- **WHAT THIS TASK INVOLVES**
Reproduce the items below from the first one through the line containing "card-description: Calculate bat", swapping every "shopping-bag-icon" for "bag-icon" and leaving everything else unchanged.
## BEGIN
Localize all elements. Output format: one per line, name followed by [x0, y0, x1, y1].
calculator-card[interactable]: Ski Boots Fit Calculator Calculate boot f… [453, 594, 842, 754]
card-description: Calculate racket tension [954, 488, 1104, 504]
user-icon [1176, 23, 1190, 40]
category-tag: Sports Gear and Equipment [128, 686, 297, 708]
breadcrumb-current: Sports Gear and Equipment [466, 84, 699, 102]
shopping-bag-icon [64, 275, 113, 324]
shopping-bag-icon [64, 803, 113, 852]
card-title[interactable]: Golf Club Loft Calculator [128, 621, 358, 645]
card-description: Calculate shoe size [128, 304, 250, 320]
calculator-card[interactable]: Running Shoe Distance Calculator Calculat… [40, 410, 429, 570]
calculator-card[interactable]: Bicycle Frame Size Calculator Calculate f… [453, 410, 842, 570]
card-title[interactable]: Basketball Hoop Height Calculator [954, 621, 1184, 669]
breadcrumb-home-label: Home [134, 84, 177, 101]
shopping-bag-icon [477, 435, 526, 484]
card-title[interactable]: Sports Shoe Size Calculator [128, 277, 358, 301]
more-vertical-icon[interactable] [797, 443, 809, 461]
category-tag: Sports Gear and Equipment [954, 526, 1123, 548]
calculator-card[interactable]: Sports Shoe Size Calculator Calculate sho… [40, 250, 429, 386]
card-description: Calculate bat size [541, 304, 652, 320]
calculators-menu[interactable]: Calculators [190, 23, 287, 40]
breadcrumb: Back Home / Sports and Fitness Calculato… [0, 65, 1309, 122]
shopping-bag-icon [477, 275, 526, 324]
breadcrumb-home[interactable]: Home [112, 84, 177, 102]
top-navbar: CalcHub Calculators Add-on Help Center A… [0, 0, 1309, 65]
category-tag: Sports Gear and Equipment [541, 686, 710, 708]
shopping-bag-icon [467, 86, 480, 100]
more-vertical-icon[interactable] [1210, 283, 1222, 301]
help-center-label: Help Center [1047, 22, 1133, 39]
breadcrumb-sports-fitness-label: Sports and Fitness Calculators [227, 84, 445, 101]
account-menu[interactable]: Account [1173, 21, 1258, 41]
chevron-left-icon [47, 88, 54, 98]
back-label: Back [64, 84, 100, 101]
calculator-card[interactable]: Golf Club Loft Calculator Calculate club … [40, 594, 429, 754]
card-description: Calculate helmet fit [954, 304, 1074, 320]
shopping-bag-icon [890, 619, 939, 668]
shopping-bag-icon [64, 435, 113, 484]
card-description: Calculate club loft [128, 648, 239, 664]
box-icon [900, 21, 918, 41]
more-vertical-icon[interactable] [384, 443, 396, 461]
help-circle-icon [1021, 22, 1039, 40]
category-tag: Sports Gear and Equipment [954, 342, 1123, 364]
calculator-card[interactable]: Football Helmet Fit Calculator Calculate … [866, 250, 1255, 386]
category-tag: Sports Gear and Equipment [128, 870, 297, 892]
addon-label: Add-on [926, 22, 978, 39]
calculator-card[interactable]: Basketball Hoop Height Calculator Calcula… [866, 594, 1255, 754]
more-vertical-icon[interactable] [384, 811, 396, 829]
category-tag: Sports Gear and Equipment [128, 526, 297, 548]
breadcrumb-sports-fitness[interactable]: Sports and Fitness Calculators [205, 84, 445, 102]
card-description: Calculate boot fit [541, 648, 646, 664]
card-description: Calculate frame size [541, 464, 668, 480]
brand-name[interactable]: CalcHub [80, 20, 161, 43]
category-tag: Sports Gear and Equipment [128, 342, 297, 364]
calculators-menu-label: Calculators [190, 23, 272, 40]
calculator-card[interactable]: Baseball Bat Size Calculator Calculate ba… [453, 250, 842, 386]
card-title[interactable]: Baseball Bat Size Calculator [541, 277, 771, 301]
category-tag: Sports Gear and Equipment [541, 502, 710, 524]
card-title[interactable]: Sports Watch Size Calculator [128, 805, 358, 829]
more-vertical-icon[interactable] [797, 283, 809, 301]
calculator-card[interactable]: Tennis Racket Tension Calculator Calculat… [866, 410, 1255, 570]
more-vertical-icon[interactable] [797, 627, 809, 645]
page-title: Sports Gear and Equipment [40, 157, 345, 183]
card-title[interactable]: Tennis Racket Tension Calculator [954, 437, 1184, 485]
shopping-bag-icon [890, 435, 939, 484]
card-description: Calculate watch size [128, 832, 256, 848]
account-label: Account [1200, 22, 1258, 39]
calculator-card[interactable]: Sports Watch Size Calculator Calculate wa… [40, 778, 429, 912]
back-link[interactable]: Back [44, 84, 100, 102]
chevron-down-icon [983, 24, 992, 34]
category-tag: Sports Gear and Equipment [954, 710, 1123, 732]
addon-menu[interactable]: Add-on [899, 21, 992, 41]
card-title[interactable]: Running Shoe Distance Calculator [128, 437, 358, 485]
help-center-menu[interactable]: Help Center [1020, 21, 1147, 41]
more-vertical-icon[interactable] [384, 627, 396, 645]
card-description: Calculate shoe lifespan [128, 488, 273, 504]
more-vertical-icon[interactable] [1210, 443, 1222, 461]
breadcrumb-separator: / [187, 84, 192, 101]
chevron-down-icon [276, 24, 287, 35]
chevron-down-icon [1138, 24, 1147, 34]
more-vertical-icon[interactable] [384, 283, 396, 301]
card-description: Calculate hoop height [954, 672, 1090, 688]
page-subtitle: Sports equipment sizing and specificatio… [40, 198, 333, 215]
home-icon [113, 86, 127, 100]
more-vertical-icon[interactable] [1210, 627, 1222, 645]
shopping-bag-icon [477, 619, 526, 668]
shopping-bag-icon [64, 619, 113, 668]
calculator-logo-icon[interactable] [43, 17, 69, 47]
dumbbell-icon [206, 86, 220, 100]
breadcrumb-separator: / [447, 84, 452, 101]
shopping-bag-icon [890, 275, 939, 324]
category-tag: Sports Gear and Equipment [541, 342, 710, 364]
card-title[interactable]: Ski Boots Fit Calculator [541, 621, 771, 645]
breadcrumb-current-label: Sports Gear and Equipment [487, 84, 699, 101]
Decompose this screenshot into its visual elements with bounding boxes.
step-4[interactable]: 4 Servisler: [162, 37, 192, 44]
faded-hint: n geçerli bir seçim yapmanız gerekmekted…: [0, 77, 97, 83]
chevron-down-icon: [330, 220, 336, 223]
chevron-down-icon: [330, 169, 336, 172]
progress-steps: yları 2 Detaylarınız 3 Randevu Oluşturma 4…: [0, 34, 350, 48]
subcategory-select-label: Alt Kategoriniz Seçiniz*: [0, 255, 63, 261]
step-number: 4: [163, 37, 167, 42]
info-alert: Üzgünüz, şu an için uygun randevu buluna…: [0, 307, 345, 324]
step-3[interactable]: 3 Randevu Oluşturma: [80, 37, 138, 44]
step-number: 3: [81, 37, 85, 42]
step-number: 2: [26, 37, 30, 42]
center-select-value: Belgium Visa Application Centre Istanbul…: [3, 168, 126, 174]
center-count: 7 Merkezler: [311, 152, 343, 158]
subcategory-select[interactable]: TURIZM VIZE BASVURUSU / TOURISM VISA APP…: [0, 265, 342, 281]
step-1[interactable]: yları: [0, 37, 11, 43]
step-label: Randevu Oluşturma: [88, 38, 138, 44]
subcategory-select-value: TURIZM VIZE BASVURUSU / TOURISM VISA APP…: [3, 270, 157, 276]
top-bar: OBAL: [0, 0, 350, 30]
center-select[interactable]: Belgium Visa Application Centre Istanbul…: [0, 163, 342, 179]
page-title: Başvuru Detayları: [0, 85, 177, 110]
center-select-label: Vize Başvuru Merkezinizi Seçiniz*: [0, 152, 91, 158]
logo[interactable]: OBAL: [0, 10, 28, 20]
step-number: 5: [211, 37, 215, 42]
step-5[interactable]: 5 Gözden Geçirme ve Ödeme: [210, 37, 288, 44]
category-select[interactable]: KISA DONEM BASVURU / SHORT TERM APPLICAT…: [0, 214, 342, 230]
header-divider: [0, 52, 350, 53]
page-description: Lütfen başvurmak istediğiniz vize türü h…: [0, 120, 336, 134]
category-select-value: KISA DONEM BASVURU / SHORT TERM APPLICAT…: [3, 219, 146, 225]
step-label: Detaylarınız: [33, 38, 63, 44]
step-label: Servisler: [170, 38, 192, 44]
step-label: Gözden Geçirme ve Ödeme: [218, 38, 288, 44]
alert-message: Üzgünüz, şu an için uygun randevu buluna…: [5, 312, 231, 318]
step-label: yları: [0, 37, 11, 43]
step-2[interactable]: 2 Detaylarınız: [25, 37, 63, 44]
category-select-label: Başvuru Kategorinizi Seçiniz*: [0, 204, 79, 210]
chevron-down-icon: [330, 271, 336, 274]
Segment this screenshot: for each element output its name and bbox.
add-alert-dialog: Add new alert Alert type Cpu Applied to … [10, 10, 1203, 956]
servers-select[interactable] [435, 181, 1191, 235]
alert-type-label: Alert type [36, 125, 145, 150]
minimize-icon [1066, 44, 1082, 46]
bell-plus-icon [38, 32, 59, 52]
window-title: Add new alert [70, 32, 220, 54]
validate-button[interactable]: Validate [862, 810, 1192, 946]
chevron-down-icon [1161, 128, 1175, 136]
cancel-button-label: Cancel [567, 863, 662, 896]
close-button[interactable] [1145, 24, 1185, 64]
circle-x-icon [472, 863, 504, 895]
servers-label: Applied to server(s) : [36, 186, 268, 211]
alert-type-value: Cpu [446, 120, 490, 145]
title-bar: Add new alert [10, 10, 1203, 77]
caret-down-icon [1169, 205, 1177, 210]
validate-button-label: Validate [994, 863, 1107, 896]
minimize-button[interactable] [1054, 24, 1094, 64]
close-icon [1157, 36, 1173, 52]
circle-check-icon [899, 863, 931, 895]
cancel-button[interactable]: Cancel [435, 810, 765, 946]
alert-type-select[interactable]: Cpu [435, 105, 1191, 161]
## END
- **TASK ANSWER**
Localize all elements. Output format: one per line, name followed by [x0, y0, x1, y1].
calculator-card[interactable]: Ski Boots Fit Calculator Calculate boot f… [453, 594, 842, 754]
card-description: Calculate racket tension [954, 488, 1104, 504]
user-icon [1176, 23, 1190, 40]
category-tag: Sports Gear and Equipment [128, 686, 297, 708]
breadcrumb-current: Sports Gear and Equipment [466, 84, 699, 102]
bag-icon [64, 275, 113, 324]
bag-icon [64, 803, 113, 852]
card-title[interactable]: Golf Club Loft Calculator [128, 621, 358, 645]
card-description: Calculate shoe size [128, 304, 250, 320]
calculator-card[interactable]: Running Shoe Distance Calculator Calculat… [40, 410, 429, 570]
calculator-card[interactable]: Bicycle Frame Size Calculator Calculate f… [453, 410, 842, 570]
card-title[interactable]: Basketball Hoop Height Calculator [954, 621, 1184, 669]
breadcrumb-home-label: Home [134, 84, 177, 101]
bag-icon [477, 435, 526, 484]
card-title[interactable]: Sports Shoe Size Calculator [128, 277, 358, 301]
more-vertical-icon[interactable] [797, 443, 809, 461]
category-tag: Sports Gear and Equipment [954, 526, 1123, 548]
calculator-card[interactable]: Sports Shoe Size Calculator Calculate sho… [40, 250, 429, 386]
card-description: Calculate bat size [541, 304, 652, 320]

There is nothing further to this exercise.